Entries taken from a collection
• • • •
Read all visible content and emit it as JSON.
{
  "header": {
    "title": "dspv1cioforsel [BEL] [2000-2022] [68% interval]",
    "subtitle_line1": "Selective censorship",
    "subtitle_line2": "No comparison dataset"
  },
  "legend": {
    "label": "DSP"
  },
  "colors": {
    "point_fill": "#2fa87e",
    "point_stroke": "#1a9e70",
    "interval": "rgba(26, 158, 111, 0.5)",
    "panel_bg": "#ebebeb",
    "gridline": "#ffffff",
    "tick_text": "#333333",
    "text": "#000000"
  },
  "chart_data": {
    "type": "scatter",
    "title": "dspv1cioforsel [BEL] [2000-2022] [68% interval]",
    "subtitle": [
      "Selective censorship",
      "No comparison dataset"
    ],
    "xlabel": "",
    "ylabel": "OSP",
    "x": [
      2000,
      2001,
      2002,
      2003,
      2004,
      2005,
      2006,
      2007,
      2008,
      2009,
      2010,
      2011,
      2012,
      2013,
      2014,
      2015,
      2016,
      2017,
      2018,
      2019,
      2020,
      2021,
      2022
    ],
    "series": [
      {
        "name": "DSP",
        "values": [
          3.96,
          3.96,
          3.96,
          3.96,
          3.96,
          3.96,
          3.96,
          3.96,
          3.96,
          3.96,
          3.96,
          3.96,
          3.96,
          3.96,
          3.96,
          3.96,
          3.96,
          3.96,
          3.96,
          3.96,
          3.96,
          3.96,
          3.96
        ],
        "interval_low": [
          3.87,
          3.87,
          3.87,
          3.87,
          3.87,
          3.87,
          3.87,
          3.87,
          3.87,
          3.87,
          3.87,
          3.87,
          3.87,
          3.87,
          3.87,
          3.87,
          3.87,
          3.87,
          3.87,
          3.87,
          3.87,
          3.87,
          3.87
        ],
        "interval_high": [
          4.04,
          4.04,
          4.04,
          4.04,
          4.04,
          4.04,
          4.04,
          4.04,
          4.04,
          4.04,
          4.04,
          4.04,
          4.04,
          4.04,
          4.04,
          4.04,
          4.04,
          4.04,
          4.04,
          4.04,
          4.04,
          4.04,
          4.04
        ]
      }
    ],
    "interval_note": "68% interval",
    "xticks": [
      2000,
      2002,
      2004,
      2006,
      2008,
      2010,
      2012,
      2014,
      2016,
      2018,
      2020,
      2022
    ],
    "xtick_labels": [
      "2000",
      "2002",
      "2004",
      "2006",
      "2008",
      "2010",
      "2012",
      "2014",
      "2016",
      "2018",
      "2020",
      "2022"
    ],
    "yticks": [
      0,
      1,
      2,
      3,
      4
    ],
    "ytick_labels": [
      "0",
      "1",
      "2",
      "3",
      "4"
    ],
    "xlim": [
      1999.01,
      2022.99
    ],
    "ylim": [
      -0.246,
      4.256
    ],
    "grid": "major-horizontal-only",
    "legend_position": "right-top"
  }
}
• • • •
OBJECTIVE.
In the records above, collect each line with "comparison".

ANSWER TO THIS PROBLEM.
    "subtitle_line2": "No comparison dataset"
      "No comparison dataset"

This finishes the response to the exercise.